Task objective> Write out all the material exactly. Leave nothing out.

Supplied entries>

* * *

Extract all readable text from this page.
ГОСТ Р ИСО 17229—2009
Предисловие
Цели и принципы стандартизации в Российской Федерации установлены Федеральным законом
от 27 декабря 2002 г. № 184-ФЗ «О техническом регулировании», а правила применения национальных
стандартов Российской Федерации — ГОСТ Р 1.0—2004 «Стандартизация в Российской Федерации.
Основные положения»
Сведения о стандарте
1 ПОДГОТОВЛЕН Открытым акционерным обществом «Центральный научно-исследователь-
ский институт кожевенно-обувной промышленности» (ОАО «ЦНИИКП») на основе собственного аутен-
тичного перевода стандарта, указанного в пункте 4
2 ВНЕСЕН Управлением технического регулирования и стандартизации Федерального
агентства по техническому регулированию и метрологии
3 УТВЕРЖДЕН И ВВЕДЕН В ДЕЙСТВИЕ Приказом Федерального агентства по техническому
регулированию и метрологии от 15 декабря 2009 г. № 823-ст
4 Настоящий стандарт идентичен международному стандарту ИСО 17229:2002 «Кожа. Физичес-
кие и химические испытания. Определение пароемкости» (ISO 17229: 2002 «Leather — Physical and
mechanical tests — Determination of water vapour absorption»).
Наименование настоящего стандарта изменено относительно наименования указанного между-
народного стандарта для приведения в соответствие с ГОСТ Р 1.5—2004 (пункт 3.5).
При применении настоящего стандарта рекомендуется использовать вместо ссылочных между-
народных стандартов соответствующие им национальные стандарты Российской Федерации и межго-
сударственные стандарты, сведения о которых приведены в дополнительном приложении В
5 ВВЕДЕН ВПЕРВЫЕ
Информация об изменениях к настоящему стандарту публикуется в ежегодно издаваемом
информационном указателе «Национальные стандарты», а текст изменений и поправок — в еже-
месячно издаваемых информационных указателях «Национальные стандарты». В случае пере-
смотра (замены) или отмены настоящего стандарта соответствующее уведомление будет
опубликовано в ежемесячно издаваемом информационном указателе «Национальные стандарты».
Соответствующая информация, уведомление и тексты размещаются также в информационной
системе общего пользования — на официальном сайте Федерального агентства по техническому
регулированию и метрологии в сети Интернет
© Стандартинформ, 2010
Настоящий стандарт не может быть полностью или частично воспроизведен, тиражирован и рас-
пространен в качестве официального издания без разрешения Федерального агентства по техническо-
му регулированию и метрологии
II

* * *

Task result>
Extract all readable text from this page.
ГОСТ Р ИСО 17229—2009
Предисловие
Цели и принципы стандартизации в Российской Федерации установлены Федеральным законом
от 27 декабря 2002 г. № 184-ФЗ «О техническом регулировании», а правила применения национальных
стандартов Российской Федерации — ГОСТ Р 1.0—2004 «Стандартизация в Российской Федерации.
Основные положения»
Сведения о стандарте
1 ПОДГОТОВЛЕН Открытым акционерным обществом «Центральный научно-исследователь-
ский институт кожевенно-обувной промышленности» (ОАО «ЦНИИКП») на основе собственного аутен-
тичного перевода стандарта, указанного в пункте 4
2 ВНЕСЕН Управлением технического регулирования и стандартизации Федерального
агентства по техническому регулированию и метрологии
3 УТВЕРЖДЕН И ВВЕДЕН В ДЕЙСТВИЕ Приказом Федерального агентства по техническому
регулированию и метрологии от 15 декабря 2009 г. № 823-ст
4 Настоящий стандарт идентичен международному стандарту ИСО 17229:2002 «Кожа. Физичес-
кие и химические испытания. Определение пароемкости» (ISO 17229: 2002 «Leather — Physical and
mechanical tests — Determination of water vapour absorption»).
Наименование настоящего стандарта изменено относительно наименования указанного между-
народного стандарта для приведения в соответствие с ГОСТ Р 1.5—2004 (пункт 3.5).
При применении настоящего стандарта рекомендуется использовать вместо ссылочных между-
народных стандартов соответствующие им национальные стандарты Российской Федерации и межго-
сударственные стандарты, сведения о которых приведены в дополнительном приложении В
5 ВВЕДЕН ВПЕРВЫЕ
Информация об изменениях к настоящему стандарту публикуется в ежегодно издаваемом
информационном указателе «Национальные стандарты», а текст изменений и поправок — в еже-
месячно издаваемых информационных указателях «Национальные стандарты». В случае пере-
смотра (замены) или отмены настоящего стандарта соответствующее уведомление будет
опубликовано в ежемесячно издаваемом информационном указателе «Национальные стандарты».
Соответствующая информация, уведомление и тексты размещаются также в информационной
системе общего пользования — на официальном сайте Федерального агентства по техническому
регулированию и метрологии в сети Интернет
© Стандартинформ, 2010
Настоящий стандарт не может быть полностью или частично воспроизведен, тиражирован и рас-
пространен в качестве официального издания без разрешения Федерального агентства по техническо-
му регулированию и метрологии
II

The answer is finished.